> _WHAT TO PRODUCE_: Transcribe the full listing exactly, and drop every picture.

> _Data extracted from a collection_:
○ ○ ○ ○ ○

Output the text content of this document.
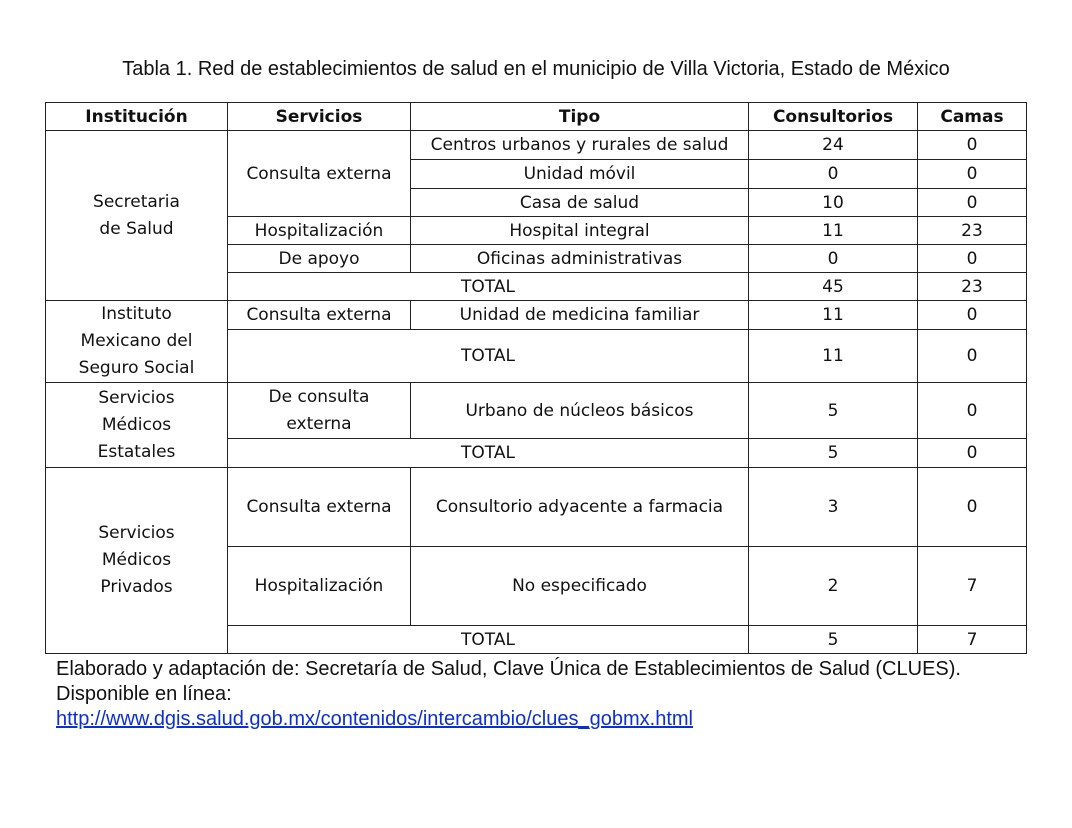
Tabla 1. Red de establecimientos de salud en el municipio de Villa Victoria, Estado de México
Institución	Servicios	Tipo	Consultorios	Camas
Secretaria de Salud	Consulta externa	Centros urbanos y rurales de salud	24	0
		Unidad móvil	0	0
		Casa de salud	10	0
	Hospitalización	Hospital integral	11	23
	De apoyo	Oficinas administrativas	0	0
	TOTAL		45	23
Instituto Mexicano del Seguro Social	Consulta externa	Unidad de medicina familiar	11	0
	TOTAL		11	0
Servicios Médicos Estatales	De consulta externa	Urbano de núcleos básicos	5	0
	TOTAL		5	0
Servicios Médicos Privados	Consulta externa	Consultorio adyacente a farmacia	3	0
	Hospitalización	No especificado	2	7
	TOTAL		5	7
Elaborado y adaptación de: Secretaría de Salud, Clave Única de Establecimientos de Salud (CLUES). Disponible en línea:
http://www.dgis.salud.gob.mx/contenidos/intercambio/clues_gobmx.html
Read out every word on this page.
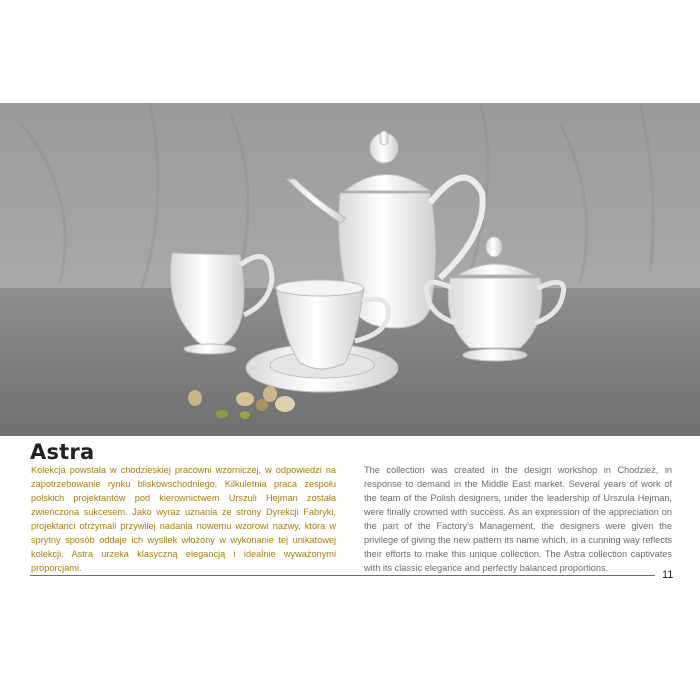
Astra
Kolekcja powstała w chodzieskiej pracowni wzorniczej, w odpowiedzi na zapotrzebowanie rynku bliskowschodniego. Kilkuletnia praca zespołu polskich projektantów pod kierownictwem Urszuli Hejman została zwieńczona sukcesem. Jako wyraz uznania ze strony Dyrekcji Fabryki, projektanci otrzymali przywilej nadania nowemu wzorowi nazwy, która w sprytny sposób oddaje ich wysiłek włożony w wykonanie tej unikatowej kolekcji. Astra urzeka klasyczną elegancją i idealnie wyważonymi proporcjami.
The collection was created in the design workshop in Chodzież, in response to demand in the Middle East market. Several years of work of the team of the Polish designers, under the leadership of Urszula Hejman, were finally crowned with success. As an expression of the appreciation on the part of the Factory's Management, the designers were given the privilege of giving the new pattern its name which, in a cunning way reflects their efforts to make this unique collection. The Astra collection captivates with its classic elegance and perfectly balanced proportions.
11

○ ○ ○ ○ ○

> _TASK RESULT_:
Output the text content of this document.
Tabla 1. Red de establecimientos de salud en el municipio de Villa Victoria, Estado de México
Institución	Servicios	Tipo	Consultorios	Camas
Secretaria de Salud	Consulta externa	Centros urbanos y rurales de salud	24	0
		Unidad móvil	0	0
		Casa de salud	10	0
	Hospitalización	Hospital integral	11	23
	De apoyo	Oficinas administrativas	0	0
	TOTAL		45	23
Instituto Mexicano del Seguro Social	Consulta externa	Unidad de medicina familiar	11	0
	TOTAL		11	0
Servicios Médicos Estatales	De consulta externa	Urbano de núcleos básicos	5	0
	TOTAL		5	0
Servicios Médicos Privados	Consulta externa	Consultorio adyacente a farmacia	3	0
	Hospitalización	No especificado	2	7
	TOTAL		5	7
Elaborado y adaptación de: Secretaría de Salud, Clave Única de Establecimientos de Salud (CLUES). Disponible en línea:
http://www.dgis.salud.gob.mx/contenidos/intercambio/clues_gobmx.html
Read out every word on this page.
Astra
Kolekcja powstała w chodzieskiej pracowni wzorniczej, w odpowiedzi na zapotrzebowanie rynku bliskowschodniego. Kilkuletnia praca zespołu polskich projektantów pod kierownictwem Urszuli Hejman została zwieńczona sukcesem. Jako wyraz uznania ze strony Dyrekcji Fabryki, projektanci otrzymali przywilej nadania nowemu wzorowi nazwy, która w sprytny sposób oddaje ich wysiłek włożony w wykonanie tej unikatowej kolekcji. Astra urzeka klasyczną elegancją i idealnie wyważonymi proporcjami.
The collection was created in the design workshop in Chodzież, in response to demand in the Middle East market. Several years of work of the team of the Polish designers, under the leadership of Urszula Hejman, were finally crowned with success. As an expression of the appreciation on the part of the Factory's Management, the designers were given the privilege of giving the new pattern its name which, in a cunning way reflects their efforts to make this unique collection. The Astra collection captivates with its classic elegance and perfectly balanced proportions.
11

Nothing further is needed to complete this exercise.